**DATASET CONTENT:**
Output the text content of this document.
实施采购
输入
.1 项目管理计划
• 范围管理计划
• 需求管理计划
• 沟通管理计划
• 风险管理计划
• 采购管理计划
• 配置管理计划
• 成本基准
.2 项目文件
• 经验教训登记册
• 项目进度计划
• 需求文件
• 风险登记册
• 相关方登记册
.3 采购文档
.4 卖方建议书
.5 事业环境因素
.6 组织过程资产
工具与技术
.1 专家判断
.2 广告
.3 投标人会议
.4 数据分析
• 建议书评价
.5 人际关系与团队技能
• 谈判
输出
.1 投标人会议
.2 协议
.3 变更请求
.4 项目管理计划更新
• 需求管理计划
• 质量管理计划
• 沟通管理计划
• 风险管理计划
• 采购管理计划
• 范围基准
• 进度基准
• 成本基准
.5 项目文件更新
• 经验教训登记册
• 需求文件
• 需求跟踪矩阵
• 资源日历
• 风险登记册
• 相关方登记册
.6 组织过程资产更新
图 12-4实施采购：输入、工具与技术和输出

...

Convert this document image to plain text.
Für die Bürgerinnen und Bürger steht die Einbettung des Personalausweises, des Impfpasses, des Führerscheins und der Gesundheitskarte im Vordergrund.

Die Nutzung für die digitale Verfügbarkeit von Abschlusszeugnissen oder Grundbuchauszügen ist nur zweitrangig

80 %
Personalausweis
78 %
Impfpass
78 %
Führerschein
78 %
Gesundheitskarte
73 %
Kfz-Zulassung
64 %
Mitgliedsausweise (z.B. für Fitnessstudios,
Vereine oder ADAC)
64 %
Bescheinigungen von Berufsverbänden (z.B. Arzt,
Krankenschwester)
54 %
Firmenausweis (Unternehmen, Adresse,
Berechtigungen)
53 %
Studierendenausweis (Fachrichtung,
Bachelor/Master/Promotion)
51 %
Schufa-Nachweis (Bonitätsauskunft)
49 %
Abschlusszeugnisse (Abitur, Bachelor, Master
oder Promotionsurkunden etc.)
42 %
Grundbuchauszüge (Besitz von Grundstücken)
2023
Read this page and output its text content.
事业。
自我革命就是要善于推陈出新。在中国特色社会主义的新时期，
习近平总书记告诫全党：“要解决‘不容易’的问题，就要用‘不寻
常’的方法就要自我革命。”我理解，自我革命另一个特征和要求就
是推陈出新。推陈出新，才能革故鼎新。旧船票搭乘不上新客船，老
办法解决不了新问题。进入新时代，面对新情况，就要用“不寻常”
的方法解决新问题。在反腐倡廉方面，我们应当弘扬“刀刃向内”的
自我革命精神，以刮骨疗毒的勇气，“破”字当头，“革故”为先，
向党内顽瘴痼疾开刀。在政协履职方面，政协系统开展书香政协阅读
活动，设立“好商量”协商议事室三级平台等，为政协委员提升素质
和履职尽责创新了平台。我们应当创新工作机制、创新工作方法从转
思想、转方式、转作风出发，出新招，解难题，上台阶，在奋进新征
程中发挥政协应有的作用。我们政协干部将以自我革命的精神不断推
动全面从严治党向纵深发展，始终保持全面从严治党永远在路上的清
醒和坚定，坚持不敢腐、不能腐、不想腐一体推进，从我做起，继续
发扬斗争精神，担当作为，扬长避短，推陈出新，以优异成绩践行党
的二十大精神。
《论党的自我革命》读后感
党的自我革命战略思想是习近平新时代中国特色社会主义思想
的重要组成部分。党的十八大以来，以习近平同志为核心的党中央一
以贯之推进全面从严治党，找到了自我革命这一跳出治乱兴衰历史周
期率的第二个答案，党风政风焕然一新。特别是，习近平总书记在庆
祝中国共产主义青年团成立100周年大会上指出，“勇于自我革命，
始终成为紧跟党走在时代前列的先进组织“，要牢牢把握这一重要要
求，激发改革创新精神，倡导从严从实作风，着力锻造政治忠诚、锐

**AIM:** How many lines in the records above contain the word "Bachelor"? Give only the number.

**ANSWER TO THE EXERCISE:** 2